Task to carry out
According to the text below on buying property in Israel, what is Madad?

Document text

4. Tabu is where ownership actually lives. Tabu is the Israeli land registry — the official record of who owns what. Signing the contract and paying the money is not the end of the story. Until your name is registered at Tabu, the deal isn't fully “closed” the way an American expects from a US closing table. Registration usually follows handover by weeks to months.
5. New-construction prices escalate with Madad. Madad is the Israeli consumer price index. Most new-construction contracts are written so the price escalates between signing and delivery, indexed to Madad. Sign for ₪2,000,000 today with delivery 24 months out, and you will not pay ₪2,000,000 at handover — you'll pay whatever that figure has become after two years of indexation. This is normal, it's in the contract, and it's one of the most common “but nobody told me” moments in the whole process.
The four people you'll meet
Almost every transaction involves the same four roles. Knowing who is paid by whom is most of the battle.
The contractor or seller. For new construction, the developer (kablan) building the project. For second-hand, the current owner. Either way, their job is to fill units at the best price and on the schedule that works for them. They are not your advisor and never were.

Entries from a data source

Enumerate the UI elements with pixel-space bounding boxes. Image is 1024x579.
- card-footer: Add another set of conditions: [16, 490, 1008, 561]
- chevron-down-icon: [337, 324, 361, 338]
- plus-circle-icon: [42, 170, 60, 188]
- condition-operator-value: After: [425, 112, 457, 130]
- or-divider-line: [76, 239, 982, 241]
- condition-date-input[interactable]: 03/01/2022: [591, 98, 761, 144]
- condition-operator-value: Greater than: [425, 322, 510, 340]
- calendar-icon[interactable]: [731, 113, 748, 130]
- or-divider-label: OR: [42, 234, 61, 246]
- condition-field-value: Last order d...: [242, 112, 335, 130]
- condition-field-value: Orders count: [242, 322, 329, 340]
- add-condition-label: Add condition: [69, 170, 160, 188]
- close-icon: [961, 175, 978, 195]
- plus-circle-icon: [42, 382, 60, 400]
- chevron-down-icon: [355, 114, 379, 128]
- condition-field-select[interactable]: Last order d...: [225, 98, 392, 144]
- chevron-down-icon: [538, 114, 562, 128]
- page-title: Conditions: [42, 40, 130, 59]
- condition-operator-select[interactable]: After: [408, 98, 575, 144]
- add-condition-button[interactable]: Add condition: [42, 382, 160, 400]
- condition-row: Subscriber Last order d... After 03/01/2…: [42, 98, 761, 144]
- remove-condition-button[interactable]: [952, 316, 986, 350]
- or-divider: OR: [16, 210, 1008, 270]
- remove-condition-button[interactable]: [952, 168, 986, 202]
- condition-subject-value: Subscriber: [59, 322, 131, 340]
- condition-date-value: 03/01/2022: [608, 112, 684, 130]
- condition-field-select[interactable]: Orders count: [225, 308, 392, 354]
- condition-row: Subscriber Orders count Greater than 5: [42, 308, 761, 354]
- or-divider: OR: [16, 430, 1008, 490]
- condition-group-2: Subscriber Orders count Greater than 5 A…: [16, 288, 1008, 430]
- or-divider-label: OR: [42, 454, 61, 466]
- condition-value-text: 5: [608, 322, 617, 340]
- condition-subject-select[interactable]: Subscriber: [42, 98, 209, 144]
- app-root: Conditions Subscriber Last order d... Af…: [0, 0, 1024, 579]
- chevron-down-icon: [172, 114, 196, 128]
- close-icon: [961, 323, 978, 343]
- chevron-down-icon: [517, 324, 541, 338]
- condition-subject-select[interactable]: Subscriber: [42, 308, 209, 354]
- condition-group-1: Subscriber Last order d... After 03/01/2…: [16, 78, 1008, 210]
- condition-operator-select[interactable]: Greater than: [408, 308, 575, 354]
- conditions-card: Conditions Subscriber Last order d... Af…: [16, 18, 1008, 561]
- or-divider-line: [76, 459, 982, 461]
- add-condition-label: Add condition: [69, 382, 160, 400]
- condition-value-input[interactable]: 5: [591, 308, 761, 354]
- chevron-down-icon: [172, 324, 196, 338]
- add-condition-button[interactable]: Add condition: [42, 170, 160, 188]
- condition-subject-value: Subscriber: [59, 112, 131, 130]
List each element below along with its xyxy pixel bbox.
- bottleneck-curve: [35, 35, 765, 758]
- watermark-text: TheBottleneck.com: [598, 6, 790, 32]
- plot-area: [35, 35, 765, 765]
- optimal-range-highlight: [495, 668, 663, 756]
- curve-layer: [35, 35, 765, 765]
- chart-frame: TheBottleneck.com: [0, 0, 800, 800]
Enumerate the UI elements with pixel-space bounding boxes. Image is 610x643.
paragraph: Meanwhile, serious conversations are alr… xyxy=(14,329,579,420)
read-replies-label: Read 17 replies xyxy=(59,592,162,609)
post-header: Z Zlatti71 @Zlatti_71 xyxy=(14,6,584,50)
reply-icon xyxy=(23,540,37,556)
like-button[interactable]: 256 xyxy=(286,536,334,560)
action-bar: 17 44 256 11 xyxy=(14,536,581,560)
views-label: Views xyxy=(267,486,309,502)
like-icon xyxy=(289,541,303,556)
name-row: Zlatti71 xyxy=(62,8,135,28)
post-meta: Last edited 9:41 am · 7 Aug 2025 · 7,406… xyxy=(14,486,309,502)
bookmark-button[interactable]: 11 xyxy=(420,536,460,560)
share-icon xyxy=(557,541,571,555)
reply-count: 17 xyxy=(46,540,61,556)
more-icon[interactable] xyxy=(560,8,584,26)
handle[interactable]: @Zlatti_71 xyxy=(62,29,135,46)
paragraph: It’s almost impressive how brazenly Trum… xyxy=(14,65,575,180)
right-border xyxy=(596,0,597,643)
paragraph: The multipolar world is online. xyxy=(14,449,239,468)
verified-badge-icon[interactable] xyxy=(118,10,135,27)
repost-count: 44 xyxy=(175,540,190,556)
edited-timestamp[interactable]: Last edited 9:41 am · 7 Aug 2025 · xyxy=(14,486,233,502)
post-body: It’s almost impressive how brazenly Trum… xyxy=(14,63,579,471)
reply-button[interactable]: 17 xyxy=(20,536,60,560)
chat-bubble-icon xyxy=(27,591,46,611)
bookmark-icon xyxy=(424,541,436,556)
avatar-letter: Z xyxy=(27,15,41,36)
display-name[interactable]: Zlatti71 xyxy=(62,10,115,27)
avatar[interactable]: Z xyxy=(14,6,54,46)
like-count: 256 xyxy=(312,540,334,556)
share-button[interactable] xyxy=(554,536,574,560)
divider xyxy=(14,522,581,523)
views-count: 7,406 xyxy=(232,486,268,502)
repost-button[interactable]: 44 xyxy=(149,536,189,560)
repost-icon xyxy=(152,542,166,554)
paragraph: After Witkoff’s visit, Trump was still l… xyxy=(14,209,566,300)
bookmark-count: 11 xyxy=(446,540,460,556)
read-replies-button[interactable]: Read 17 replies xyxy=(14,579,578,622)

Reply
Madad is the Israeli consumer price index.